> **Recorded data**:
-------------------------
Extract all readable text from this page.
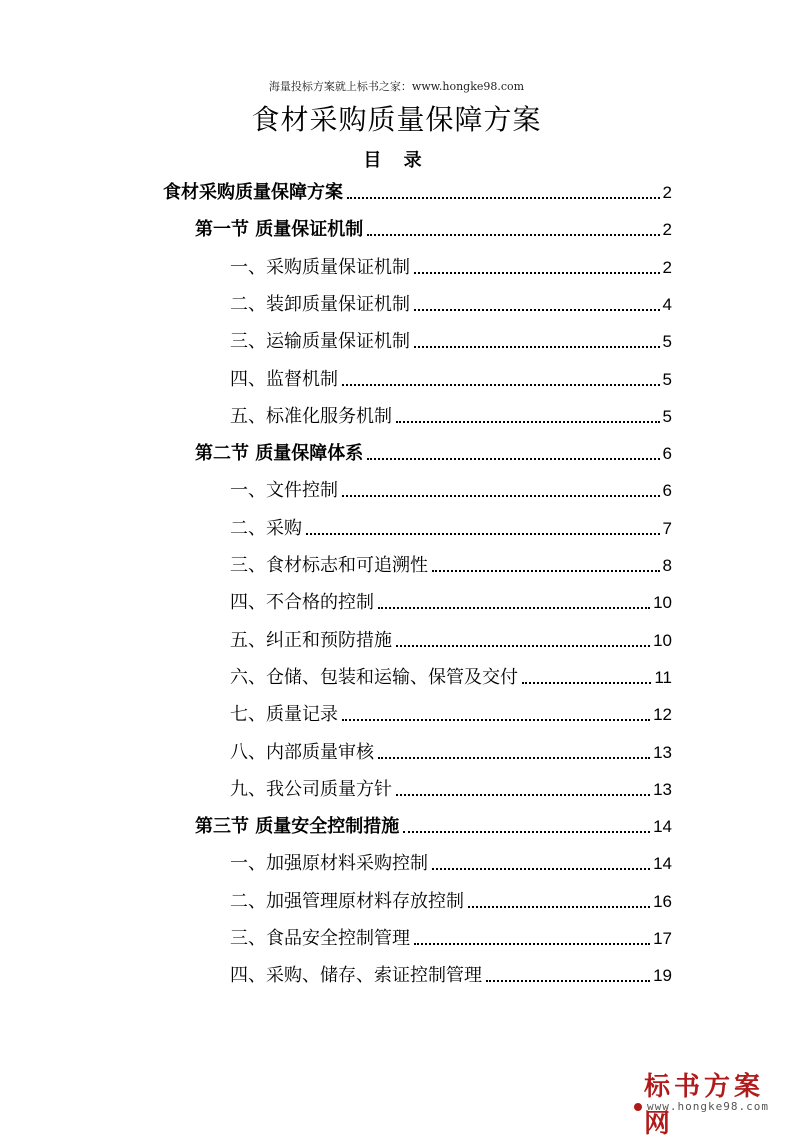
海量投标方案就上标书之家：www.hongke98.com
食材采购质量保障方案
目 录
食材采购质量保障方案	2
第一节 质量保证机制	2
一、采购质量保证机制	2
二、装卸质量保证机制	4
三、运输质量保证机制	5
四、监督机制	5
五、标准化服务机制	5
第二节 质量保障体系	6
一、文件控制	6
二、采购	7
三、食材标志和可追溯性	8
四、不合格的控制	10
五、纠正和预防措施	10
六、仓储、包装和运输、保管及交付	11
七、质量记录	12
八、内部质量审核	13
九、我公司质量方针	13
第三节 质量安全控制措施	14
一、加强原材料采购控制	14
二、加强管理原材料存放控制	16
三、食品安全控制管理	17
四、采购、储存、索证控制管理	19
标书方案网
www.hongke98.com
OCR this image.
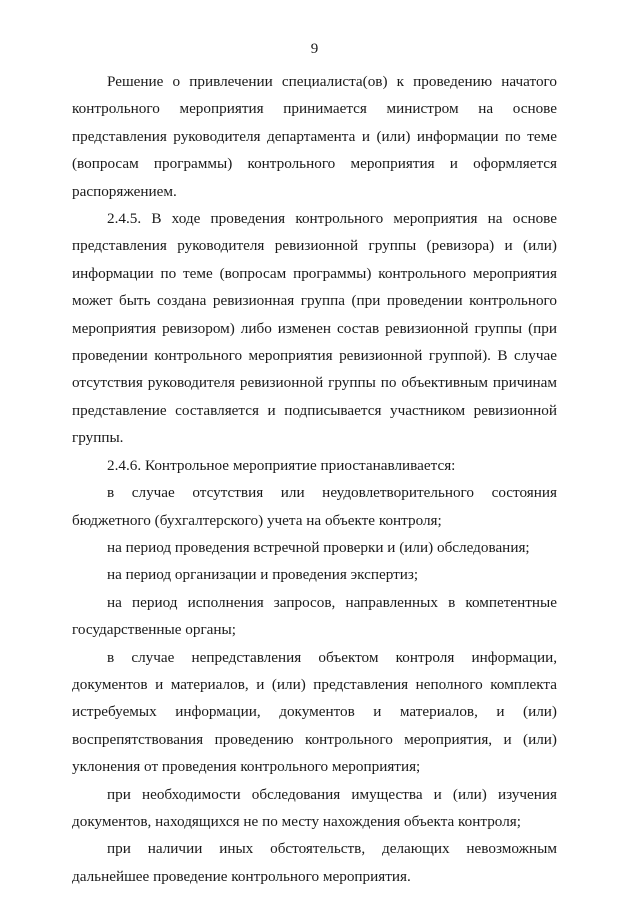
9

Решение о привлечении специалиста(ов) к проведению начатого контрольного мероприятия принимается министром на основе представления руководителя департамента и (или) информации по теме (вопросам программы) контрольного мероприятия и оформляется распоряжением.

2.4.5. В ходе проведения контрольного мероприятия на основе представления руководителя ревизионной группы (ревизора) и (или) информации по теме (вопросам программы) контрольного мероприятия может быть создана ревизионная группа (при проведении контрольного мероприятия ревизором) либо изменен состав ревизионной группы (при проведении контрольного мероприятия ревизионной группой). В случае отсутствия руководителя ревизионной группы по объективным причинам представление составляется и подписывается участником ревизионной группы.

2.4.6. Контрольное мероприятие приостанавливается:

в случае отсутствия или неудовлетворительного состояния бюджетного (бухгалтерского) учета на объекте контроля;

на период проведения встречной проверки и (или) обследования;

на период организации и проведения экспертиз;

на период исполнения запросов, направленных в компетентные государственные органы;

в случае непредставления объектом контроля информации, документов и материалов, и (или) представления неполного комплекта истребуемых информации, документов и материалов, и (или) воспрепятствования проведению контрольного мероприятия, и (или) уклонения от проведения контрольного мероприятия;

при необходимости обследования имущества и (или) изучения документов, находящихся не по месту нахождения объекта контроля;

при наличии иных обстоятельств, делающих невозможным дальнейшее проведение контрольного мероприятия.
-------------------------
> **Task statement**:
Scan the material for lines with the word "обследования", and copy each line you find.

> **Solution below**:
на период проведения встречной проверки и (или) обследования;
при необходимости обследования имущества и (или) изучения документов, находящихся не по месту нахождения объекта контроля;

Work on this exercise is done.